▸ PROBLEM DESCRIPTION
Only lines holding the word "pass" should be copied from the material.

-- start of RECORDS PROVIDED --

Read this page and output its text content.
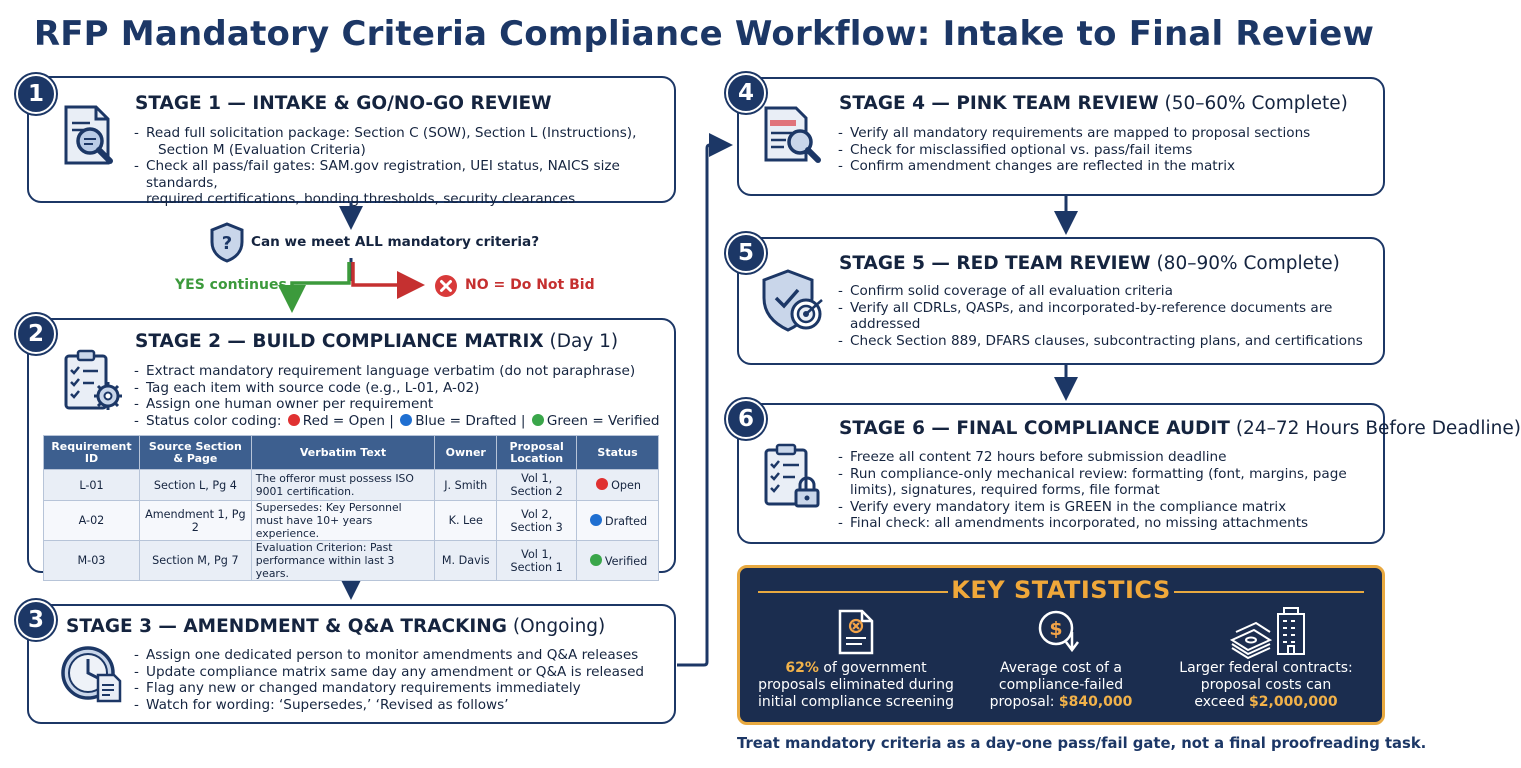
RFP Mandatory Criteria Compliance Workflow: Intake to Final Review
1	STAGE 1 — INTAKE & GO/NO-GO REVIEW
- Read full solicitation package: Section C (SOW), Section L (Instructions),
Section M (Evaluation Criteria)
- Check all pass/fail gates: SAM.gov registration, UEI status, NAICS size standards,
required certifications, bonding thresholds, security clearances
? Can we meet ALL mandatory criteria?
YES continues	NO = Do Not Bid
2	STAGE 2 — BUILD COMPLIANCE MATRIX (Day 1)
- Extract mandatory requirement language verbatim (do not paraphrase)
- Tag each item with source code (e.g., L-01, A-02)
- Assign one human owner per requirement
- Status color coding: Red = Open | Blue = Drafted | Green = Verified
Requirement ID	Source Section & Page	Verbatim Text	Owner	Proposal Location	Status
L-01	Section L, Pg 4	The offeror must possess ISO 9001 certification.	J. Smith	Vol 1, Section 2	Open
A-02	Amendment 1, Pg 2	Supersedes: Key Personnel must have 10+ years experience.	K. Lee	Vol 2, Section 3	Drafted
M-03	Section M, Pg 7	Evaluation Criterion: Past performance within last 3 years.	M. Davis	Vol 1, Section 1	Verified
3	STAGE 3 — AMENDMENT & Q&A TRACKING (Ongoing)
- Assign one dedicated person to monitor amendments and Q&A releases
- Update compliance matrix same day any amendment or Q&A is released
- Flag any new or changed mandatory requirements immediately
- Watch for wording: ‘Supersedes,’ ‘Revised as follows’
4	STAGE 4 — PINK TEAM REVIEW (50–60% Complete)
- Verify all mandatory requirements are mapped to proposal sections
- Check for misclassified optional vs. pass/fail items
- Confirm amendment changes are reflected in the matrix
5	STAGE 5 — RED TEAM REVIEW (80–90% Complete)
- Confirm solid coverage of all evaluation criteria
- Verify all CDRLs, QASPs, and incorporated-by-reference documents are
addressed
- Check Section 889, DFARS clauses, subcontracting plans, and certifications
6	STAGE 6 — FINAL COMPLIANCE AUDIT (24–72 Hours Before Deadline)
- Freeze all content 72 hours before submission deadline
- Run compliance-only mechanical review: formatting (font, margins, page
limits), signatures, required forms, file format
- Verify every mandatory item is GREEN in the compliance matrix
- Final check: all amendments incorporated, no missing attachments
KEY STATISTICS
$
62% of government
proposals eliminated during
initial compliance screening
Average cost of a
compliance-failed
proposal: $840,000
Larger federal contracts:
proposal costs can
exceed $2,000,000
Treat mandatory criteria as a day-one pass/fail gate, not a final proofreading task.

-- end of RECORDS PROVIDED --
-- start of RECORDS PROVIDED --

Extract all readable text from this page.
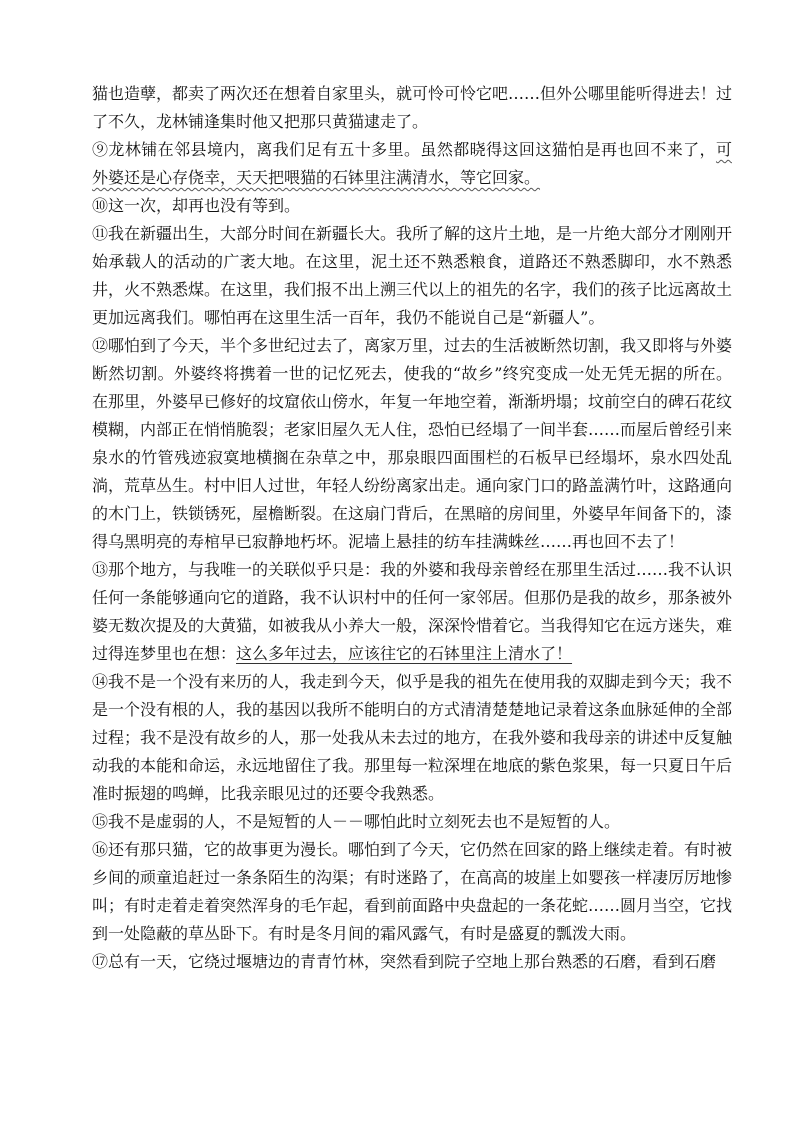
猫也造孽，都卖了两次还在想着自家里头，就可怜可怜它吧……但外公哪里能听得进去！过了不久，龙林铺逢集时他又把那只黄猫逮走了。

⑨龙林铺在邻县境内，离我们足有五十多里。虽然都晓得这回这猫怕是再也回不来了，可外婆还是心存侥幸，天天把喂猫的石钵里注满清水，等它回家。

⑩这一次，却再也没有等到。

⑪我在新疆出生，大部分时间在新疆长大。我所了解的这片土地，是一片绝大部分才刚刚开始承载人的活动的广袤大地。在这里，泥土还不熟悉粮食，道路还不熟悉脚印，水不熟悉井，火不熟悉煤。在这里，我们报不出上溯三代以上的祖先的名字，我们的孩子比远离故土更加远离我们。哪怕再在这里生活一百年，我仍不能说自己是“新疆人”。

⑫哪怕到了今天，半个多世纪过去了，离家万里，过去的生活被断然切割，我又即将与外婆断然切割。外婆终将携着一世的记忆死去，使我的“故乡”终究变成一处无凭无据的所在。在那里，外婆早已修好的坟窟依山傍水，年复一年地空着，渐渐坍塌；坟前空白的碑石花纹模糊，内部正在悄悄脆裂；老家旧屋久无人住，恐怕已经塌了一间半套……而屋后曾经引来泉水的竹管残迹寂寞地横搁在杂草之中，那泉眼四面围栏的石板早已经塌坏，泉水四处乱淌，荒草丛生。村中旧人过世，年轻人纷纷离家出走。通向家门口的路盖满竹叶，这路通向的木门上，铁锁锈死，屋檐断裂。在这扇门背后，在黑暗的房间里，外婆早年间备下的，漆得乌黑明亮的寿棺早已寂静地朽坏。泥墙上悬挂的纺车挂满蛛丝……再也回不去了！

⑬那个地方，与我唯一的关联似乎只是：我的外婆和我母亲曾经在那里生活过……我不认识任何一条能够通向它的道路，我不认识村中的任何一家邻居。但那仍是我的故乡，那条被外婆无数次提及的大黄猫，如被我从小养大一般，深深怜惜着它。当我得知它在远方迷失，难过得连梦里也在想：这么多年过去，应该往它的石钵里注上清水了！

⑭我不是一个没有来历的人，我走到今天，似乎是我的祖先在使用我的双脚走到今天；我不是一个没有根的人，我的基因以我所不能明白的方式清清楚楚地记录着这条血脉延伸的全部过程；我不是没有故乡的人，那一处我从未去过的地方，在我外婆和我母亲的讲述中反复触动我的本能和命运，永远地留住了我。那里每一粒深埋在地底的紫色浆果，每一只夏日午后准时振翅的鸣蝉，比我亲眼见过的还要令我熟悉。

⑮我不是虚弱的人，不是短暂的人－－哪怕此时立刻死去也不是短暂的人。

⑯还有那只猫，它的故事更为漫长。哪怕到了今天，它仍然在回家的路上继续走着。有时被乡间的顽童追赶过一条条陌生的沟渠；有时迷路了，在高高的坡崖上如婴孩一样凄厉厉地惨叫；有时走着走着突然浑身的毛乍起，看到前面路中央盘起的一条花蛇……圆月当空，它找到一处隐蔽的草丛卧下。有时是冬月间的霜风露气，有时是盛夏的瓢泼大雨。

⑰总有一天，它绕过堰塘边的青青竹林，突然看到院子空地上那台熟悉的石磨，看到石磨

-- end of RECORDS PROVIDED --
-- start of RECORDS PROVIDED --

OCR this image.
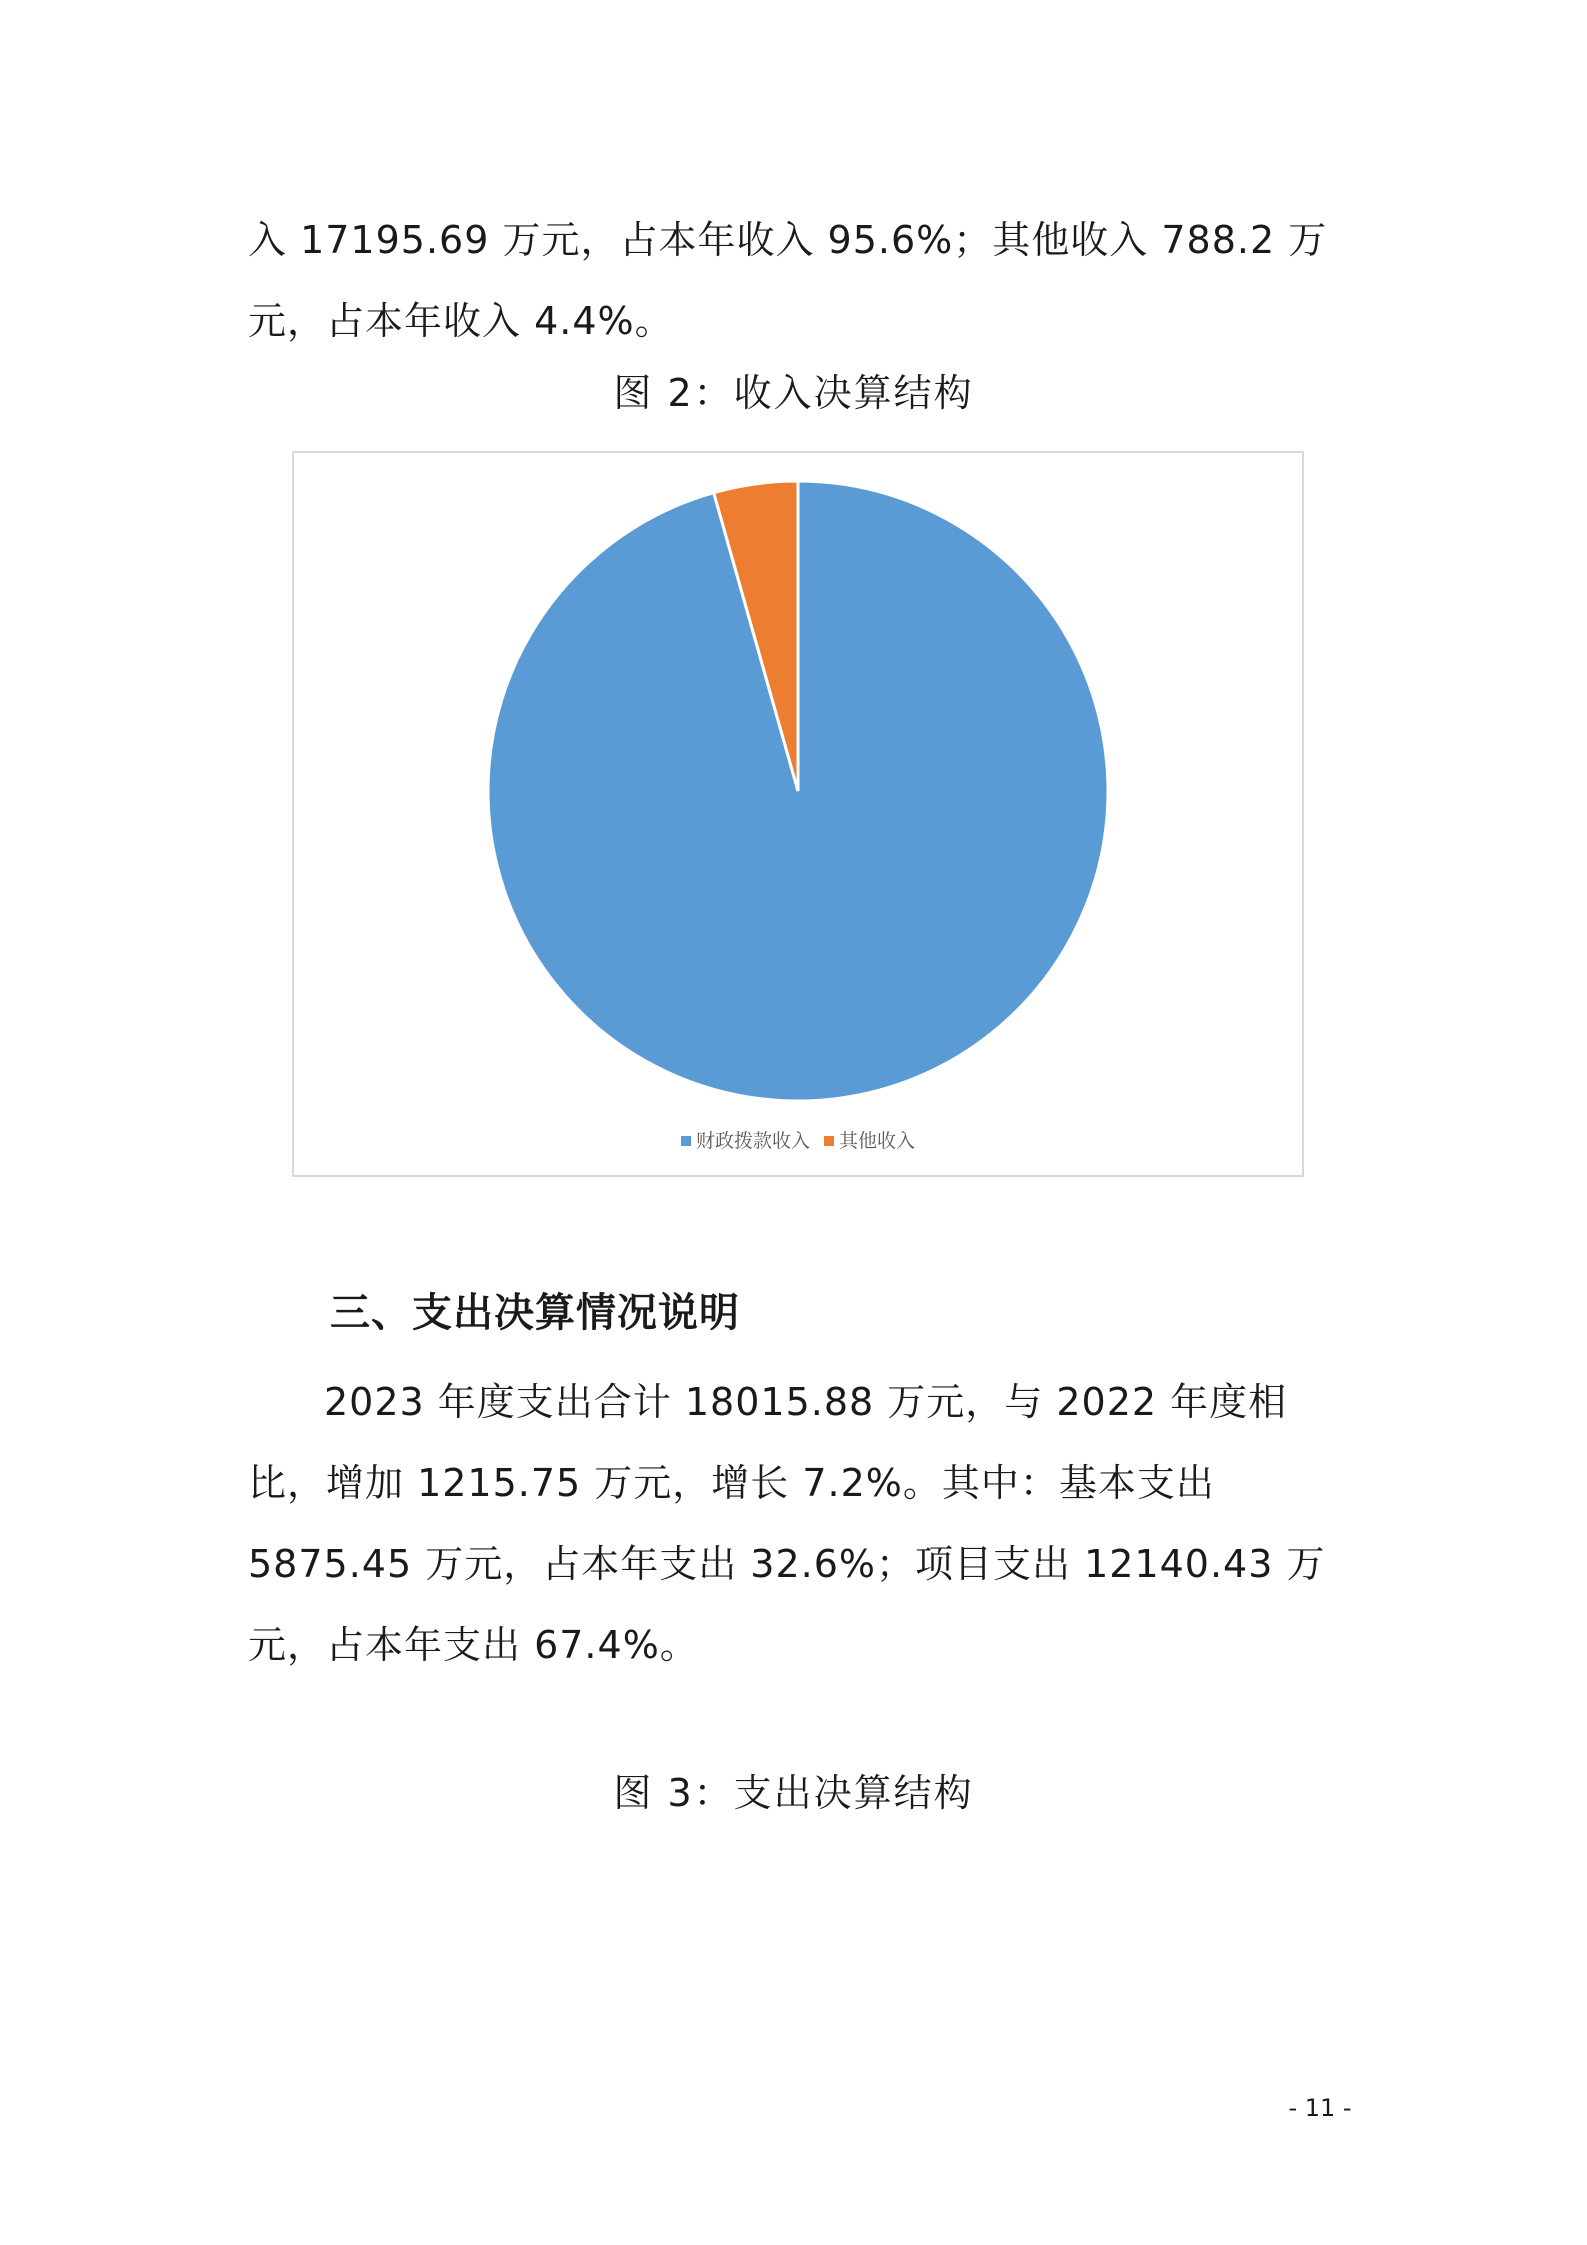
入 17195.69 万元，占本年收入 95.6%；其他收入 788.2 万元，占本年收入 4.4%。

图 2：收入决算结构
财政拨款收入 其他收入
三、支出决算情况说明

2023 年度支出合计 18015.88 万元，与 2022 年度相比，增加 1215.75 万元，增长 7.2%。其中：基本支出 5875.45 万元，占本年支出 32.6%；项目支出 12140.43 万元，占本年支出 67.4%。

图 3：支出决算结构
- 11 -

-- end of RECORDS PROVIDED --

▸ EXERCISE RESULT
- Check all pass/fail gates: SAM.gov registration, UEI status, NAICS size standards,
- Check for misclassified optional vs. pass/fail items
Treat mandatory criteria as a day-one pass/fail gate, not a final proofreading task.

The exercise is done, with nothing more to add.